**Stated problem:** Can you extend the news story below about the Pennsylvania Shield Law ruling on the Inquirer subpoena, picking up right after its last sentence?

**Source:**
---

Pa. Shield Law quashes subpoena for documents leaked to Philly reporter

    The Philadelphia Inquirer will not have to provide documents subpoenaed by Montgomery County prosecutors investigating alleged leaks by Attorney General Kathleen Kane. (Emma Lee/WHYY

    The Philadelphia Inquirer will not have to provide documents subpoenaed by Montgomery County prosecutors investigating alleged leaks by Attorney General Kathleen Kane. (Emma Lee/WHYY

    A Pennsylvania judge has killed a subpoena from Montgomery County prosecutors seeking documents from a Philadelphia newspaper reporter that were obtained from a confidential source.

    In 2014, Chris Brennan wrote a story for the Philadelphia Daily News about a grand jury investigation into the head of the Philadelphia NAACP.

    Philadelphia Attorney General Kathleen Kane has been accused of leaking that material to Brennan, then trying to cover it. Prosecutors say she then lied about it to investigators.

---

**Dataset rows:**
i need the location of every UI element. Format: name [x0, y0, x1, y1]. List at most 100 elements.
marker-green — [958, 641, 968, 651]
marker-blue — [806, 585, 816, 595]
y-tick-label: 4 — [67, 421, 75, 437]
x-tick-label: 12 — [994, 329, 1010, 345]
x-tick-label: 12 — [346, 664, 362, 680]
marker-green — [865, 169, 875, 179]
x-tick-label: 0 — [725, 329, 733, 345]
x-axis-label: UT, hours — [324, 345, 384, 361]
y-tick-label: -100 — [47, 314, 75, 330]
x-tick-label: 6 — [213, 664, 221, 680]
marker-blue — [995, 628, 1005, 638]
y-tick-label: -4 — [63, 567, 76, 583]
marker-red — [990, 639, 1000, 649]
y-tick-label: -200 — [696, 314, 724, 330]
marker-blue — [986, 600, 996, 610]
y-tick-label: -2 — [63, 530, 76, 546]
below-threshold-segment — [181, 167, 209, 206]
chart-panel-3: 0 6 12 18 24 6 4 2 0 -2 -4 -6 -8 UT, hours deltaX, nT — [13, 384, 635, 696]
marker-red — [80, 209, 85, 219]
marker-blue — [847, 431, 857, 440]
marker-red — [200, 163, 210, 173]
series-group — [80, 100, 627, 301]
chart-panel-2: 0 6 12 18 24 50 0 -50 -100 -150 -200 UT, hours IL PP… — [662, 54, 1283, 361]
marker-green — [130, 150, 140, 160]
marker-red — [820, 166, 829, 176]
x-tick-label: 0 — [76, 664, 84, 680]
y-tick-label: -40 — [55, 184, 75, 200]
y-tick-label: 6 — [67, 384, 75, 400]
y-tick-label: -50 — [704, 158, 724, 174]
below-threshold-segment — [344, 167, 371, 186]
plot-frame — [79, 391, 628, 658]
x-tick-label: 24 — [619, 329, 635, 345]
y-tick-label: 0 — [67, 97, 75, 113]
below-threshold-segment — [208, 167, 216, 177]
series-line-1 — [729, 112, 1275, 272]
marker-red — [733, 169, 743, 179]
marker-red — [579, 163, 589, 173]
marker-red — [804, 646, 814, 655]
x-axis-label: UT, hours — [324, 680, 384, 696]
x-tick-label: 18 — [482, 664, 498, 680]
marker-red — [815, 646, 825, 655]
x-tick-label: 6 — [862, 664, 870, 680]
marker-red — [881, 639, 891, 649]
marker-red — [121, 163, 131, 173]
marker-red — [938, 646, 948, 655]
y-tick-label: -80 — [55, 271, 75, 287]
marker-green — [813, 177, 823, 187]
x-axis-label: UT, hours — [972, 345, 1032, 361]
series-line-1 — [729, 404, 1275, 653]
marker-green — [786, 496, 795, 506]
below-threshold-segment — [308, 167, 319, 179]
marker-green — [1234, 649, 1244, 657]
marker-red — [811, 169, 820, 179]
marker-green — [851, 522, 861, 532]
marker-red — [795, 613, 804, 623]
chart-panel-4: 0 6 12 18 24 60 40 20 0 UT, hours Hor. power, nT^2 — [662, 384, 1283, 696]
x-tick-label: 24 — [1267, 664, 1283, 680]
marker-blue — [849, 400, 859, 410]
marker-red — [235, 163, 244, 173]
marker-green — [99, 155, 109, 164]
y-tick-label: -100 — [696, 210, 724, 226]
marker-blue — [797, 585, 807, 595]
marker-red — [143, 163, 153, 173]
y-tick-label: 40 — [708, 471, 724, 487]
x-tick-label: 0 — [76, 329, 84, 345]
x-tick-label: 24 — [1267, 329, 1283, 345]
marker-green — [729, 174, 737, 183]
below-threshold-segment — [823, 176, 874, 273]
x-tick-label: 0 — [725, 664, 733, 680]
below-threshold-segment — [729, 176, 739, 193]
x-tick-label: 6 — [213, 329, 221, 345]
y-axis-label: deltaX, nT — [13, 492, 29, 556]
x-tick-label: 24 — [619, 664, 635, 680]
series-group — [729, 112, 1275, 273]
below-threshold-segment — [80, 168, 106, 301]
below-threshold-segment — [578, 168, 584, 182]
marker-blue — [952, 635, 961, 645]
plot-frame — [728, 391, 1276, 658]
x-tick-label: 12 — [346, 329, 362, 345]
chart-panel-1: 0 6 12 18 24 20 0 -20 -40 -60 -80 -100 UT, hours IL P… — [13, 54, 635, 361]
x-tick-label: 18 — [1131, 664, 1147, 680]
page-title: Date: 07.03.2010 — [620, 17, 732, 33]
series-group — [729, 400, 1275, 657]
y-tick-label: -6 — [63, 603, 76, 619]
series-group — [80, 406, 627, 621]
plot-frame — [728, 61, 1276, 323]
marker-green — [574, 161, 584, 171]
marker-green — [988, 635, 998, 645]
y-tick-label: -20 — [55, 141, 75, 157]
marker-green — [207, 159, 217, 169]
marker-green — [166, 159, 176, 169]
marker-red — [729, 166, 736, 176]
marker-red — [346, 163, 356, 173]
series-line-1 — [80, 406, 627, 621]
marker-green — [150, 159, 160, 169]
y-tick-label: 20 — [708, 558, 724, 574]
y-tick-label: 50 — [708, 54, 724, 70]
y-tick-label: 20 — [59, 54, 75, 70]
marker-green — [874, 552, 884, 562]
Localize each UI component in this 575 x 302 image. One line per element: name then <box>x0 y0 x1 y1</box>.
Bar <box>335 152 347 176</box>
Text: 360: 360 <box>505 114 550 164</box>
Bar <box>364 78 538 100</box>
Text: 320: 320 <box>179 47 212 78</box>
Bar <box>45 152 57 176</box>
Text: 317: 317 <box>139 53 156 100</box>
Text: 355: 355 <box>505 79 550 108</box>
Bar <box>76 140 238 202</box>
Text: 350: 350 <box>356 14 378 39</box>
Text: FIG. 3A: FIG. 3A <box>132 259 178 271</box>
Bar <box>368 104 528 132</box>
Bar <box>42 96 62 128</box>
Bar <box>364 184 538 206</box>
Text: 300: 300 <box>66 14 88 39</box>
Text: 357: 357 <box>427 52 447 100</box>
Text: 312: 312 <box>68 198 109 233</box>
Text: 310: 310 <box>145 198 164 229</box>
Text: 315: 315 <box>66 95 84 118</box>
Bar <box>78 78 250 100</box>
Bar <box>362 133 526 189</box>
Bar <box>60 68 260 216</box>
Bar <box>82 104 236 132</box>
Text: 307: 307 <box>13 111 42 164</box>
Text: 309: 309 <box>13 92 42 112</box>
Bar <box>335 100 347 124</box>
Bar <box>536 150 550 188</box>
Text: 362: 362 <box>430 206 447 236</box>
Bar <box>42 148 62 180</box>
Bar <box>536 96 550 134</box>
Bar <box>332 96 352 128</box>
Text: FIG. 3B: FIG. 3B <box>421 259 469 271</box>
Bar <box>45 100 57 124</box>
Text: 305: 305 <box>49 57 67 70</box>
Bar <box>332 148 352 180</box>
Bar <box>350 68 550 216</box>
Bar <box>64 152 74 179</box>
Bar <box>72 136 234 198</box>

---

**Exercise result:**
    Brennan, who now works for the “Inquirer” testified under oath two years ago as part of the investigation, but he cited his Shield Law protections of not having to reveal a source’s identity.

    Redacted copies of the leaked material were provided to the prosecution team, led by Montgomery County District Attorney Kevin Steele, though prosecutors sought the original physical documents to inspect for a forensic analysis, hoping to discover fingerprints, or other identifying markings, that would expose the leaker.

    Brennan refused, again citing the state’s Shield Law. His attorney Mike Schwartz said it would be a terrible precedent to hand over confidential information from a source.

    “There would be no further sources that would ever want to commit to discussing information, and sensitive information, about corruption, or other types of graft and fraud and waste and misuse,” Schwartz said.

    Advocates of journalistic protections see Pennsylvania’s Shield Law as one of the strongest in the country. It gives reporters throughout the state the right to not identify a source.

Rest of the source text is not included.